• EXERCISE DESCRIPTION: From the entries below, copy every line where the string "hogy" appears.

• DATASET RECORDS:
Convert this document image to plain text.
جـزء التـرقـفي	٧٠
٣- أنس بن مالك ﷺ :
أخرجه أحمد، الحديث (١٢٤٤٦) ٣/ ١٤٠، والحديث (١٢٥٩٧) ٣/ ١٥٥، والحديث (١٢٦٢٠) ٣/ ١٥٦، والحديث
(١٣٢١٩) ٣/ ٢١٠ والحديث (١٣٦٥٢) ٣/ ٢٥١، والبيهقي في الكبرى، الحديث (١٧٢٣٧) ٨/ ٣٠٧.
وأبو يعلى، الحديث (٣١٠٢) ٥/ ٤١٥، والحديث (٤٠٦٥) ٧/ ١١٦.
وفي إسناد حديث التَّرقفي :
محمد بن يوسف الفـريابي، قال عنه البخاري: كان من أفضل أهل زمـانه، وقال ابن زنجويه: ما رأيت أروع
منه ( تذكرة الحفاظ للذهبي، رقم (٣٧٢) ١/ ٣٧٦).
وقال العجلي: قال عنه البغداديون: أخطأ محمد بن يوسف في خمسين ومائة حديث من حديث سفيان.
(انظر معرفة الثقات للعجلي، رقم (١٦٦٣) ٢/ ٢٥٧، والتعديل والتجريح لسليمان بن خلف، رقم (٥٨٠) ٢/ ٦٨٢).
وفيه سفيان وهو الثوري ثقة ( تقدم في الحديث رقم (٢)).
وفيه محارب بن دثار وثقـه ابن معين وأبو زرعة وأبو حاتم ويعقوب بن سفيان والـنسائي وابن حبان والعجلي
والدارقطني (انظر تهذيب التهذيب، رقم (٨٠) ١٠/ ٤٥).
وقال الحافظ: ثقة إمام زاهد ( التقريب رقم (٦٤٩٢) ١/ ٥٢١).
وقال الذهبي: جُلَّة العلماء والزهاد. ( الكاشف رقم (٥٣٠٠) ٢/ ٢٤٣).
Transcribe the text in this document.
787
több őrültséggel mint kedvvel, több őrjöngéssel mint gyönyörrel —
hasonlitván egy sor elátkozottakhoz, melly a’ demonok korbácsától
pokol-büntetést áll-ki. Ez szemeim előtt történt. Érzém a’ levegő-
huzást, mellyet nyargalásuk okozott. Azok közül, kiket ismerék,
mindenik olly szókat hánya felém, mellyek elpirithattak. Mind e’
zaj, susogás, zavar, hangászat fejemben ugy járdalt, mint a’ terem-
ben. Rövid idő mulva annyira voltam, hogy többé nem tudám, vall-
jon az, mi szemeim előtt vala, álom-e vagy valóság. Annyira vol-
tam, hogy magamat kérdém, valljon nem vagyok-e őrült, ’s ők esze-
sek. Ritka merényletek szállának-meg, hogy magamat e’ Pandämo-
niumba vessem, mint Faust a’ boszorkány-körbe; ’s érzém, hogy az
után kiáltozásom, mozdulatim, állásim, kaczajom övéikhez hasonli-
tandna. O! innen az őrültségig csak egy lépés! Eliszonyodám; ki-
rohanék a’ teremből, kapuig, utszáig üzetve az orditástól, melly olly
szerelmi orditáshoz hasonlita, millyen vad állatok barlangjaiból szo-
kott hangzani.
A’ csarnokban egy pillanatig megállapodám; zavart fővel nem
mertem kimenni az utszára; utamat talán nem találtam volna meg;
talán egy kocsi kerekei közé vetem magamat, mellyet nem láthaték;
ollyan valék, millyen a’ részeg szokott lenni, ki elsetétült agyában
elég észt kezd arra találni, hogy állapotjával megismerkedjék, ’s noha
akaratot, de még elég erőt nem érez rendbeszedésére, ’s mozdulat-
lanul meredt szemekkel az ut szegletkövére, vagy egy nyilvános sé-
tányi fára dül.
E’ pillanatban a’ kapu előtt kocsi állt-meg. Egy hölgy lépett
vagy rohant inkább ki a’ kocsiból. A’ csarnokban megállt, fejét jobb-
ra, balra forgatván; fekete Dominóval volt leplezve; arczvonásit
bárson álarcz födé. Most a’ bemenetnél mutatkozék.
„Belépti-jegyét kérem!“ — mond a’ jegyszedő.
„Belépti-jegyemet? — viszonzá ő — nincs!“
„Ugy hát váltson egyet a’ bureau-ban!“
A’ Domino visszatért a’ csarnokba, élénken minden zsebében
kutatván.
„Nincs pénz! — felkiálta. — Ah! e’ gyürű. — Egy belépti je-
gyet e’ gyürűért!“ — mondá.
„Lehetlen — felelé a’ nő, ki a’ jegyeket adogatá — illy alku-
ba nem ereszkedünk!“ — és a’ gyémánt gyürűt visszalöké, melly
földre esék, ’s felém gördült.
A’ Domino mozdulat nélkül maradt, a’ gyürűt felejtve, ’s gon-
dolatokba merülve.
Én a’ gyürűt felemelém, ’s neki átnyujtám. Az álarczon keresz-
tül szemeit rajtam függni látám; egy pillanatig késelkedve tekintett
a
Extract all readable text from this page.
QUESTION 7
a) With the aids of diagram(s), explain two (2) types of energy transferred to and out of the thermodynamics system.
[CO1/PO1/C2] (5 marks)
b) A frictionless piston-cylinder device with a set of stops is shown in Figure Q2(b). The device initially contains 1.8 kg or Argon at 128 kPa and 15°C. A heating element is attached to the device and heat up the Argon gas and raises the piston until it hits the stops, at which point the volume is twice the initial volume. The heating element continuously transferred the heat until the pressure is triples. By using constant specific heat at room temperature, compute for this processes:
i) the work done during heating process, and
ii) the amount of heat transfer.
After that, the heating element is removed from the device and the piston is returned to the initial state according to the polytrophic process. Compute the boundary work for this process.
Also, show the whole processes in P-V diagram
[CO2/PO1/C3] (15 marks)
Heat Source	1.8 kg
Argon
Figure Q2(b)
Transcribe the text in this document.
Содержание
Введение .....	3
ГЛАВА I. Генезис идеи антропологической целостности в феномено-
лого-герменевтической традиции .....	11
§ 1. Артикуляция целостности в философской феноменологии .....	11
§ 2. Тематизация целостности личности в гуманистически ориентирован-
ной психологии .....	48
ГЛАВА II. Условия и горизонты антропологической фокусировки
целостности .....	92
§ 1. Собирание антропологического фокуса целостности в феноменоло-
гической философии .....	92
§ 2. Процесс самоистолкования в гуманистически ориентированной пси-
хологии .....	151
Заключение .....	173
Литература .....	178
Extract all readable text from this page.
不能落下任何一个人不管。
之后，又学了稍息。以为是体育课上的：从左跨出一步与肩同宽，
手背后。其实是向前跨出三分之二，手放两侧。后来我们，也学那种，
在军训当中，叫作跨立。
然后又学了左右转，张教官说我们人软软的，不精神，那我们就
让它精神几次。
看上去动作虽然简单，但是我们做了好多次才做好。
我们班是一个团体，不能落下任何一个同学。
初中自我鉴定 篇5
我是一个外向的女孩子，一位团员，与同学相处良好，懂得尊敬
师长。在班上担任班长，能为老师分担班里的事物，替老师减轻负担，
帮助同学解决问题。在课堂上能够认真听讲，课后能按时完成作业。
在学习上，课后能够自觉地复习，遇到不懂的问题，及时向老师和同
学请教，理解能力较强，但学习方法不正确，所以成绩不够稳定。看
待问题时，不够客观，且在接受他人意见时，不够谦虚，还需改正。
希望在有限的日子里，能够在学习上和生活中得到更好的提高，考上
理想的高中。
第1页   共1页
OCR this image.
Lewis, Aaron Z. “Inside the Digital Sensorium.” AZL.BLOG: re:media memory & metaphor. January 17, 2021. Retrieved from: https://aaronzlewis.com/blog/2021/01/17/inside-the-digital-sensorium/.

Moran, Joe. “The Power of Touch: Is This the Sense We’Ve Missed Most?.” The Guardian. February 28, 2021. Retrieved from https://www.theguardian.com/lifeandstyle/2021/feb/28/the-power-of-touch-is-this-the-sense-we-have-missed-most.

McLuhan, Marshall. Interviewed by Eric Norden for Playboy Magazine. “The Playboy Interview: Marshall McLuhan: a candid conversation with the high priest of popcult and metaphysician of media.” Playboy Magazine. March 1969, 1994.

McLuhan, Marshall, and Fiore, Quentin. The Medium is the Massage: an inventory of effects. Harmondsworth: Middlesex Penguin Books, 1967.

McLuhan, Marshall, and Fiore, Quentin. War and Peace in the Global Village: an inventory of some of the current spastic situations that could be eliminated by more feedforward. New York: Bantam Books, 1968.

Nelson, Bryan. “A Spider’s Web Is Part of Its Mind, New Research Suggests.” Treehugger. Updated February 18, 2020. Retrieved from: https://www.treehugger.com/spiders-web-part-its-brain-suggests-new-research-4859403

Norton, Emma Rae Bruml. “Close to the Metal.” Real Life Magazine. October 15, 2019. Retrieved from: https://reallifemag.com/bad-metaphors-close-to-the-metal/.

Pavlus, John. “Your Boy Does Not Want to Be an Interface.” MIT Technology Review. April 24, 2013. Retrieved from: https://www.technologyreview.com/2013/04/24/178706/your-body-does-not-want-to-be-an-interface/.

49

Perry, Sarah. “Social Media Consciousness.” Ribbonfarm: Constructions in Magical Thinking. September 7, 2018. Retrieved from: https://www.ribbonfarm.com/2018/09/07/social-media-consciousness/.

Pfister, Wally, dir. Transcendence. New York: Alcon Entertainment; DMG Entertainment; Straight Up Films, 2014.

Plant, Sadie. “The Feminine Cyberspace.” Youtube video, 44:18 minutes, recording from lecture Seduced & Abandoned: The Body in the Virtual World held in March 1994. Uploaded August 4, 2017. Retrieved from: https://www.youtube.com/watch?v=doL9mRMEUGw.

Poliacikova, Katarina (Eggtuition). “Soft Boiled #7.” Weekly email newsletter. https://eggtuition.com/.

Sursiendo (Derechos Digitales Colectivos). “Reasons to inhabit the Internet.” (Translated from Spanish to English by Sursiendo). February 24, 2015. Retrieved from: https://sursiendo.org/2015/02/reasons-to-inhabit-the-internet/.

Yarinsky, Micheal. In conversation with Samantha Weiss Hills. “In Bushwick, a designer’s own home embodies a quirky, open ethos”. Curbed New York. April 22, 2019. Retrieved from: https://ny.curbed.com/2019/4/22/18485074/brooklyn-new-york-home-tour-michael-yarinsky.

• OUTPUT FOR THIS TASK:
ben. Rövid idő mulva annyira voltam, hogy többé nem tudám, vall-
tam, hogy magamat kérdém, valljon nem vagyok-e őrült, ’s ők esze-
sek. Ritka merényletek szállának-meg, hogy magamat e’ Pandämo-
niumba vessem, mint Faust a’ boszorkány-körbe; ’s érzém, hogy az
elég észt kezd arra találni, hogy állapotjával megismerkedjék, ’s noha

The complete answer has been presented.